> EXERCISE REQUIREMENTS: Pull out every line below holding the word "moulin".

+++ RECORDS TO PROCESS

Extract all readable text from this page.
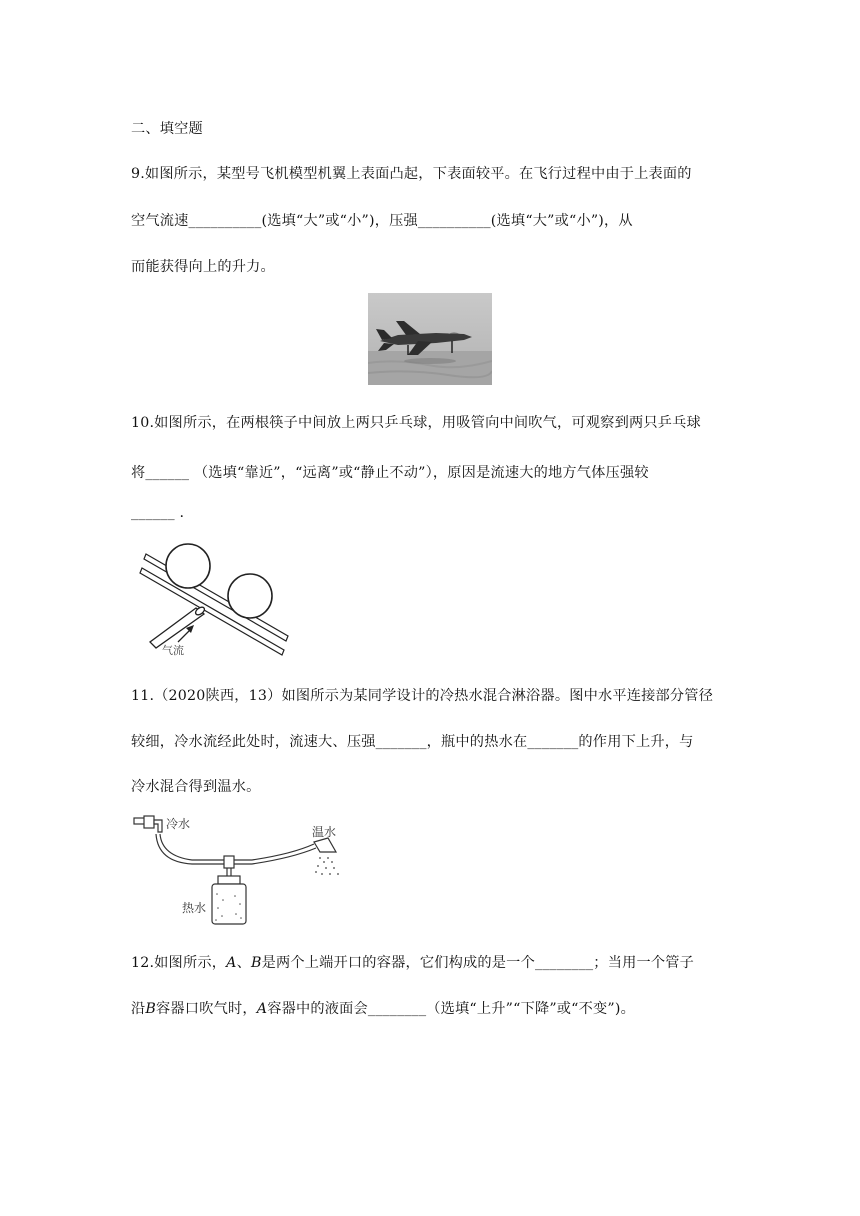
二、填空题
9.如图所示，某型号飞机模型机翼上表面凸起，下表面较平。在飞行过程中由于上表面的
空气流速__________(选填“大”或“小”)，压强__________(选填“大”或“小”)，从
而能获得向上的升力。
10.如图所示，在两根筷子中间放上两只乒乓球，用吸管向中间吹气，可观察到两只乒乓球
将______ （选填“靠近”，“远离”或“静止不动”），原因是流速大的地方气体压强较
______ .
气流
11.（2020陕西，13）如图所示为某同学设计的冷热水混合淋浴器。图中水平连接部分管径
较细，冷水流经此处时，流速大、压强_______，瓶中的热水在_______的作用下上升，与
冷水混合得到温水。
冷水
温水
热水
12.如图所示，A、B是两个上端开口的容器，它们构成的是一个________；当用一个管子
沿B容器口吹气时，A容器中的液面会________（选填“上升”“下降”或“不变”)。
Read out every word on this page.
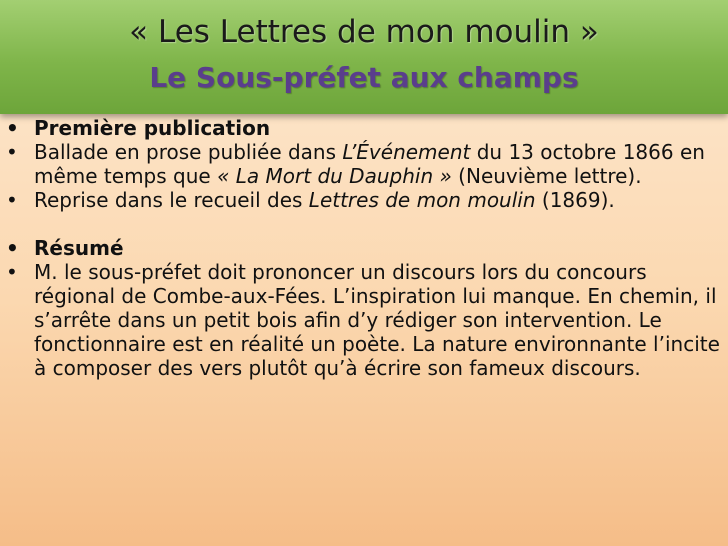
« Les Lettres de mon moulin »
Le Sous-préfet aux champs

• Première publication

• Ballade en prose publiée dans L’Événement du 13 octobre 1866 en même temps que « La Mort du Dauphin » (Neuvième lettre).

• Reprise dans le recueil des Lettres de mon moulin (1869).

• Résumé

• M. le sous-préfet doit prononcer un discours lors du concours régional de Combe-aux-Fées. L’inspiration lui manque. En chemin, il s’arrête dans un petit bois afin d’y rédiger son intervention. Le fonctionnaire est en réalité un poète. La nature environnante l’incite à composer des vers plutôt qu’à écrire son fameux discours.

++++++

> EXERCISE OUTPUT:
« Les Lettres de mon moulin »
• Reprise dans le recueil des Lettres de mon moulin (1869).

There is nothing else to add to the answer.